# Description of the task
Set each entry down verbatim, omitting images.

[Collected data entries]
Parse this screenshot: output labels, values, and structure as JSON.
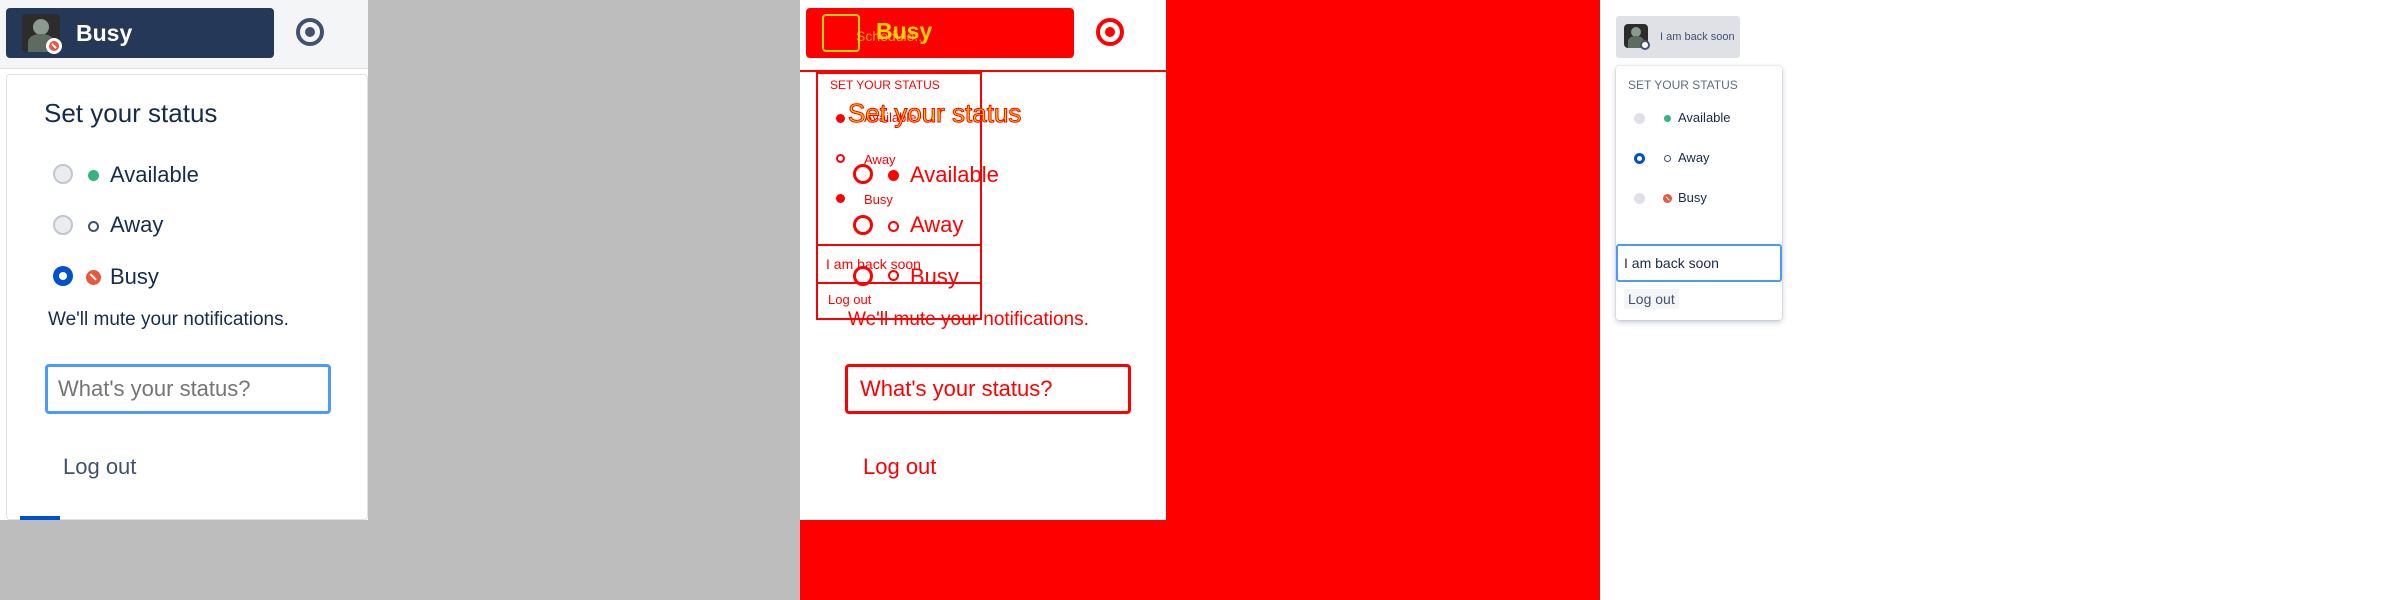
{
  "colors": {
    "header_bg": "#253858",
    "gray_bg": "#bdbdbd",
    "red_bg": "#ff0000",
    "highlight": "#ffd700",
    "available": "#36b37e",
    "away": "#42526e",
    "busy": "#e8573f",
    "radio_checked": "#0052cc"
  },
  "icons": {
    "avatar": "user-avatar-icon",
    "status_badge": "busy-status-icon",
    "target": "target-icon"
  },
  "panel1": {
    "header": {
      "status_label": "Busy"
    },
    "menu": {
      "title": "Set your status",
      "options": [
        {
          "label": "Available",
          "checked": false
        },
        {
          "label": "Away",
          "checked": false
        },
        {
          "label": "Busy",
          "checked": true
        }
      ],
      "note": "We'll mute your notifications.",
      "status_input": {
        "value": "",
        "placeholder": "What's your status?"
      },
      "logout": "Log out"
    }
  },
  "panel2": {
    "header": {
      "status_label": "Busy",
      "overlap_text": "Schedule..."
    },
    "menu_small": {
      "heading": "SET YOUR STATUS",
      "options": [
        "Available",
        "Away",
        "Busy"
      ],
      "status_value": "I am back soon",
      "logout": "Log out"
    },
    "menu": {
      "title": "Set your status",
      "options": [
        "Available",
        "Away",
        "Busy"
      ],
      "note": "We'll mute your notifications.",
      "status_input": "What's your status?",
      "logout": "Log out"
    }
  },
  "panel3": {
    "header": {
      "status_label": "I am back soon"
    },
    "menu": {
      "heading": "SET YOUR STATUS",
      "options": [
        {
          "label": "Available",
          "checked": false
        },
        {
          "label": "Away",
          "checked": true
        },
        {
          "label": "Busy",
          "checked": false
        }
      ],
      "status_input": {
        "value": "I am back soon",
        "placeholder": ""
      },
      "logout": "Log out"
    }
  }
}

# Solution
Parse this screenshot: output labels, values, and structure as JSON.
{
  "colors": {
    "header_bg": "#253858",
    "gray_bg": "#bdbdbd",
    "red_bg": "#ff0000",
    "highlight": "#ffd700",
    "available": "#36b37e",
    "away": "#42526e",
    "busy": "#e8573f",
    "radio_checked": "#0052cc"
  },
  "icons": {
    "avatar": "user-avatar-icon",
    "status_badge": "busy-status-icon",
    "target": "target-icon"
  },
  "panel1": {
    "header": {
      "status_label": "Busy"
    },
    "menu": {
      "title": "Set your status",
      "options": [
        {
          "label": "Available",
          "checked": false
        },
        {
          "label": "Away",
          "checked": false
        },
        {
          "label": "Busy",
          "checked": true
        }
      ],
      "note": "We'll mute your notifications.",
      "status_input": {
        "value": "",
        "placeholder": "What's your status?"
      },
      "logout": "Log out"
    }
  },
  "panel2": {
    "header": {
      "status_label": "Busy",
      "overlap_text": "Schedule..."
    },
    "menu_small": {
      "heading": "SET YOUR STATUS",
      "options": [
        "Available",
        "Away",
        "Busy"
      ],
      "status_value": "I am back soon",
      "logout": "Log out"
    },
    "menu": {
      "title": "Set your status",
      "options": [
        "Available",
        "Away",
        "Busy"
      ],
      "note": "We'll mute your notifications.",
      "status_input": "What's your status?",
      "logout": "Log out"
    }
  },
  "panel3": {
    "header": {
      "status_label": "I am back soon"
    },
    "menu": {
      "heading": "SET YOUR STATUS",
      "options": [
        {
          "label": "Available",
          "checked": false
        },
        {
          "label": "Away",
          "checked": true
        },
        {
          "label": "Busy",
          "checked": false
        }
      ],
      "status_input": {
        "value": "I am back soon",
        "placeholder": ""
      },
      "logout": "Log out"
    }
  }
}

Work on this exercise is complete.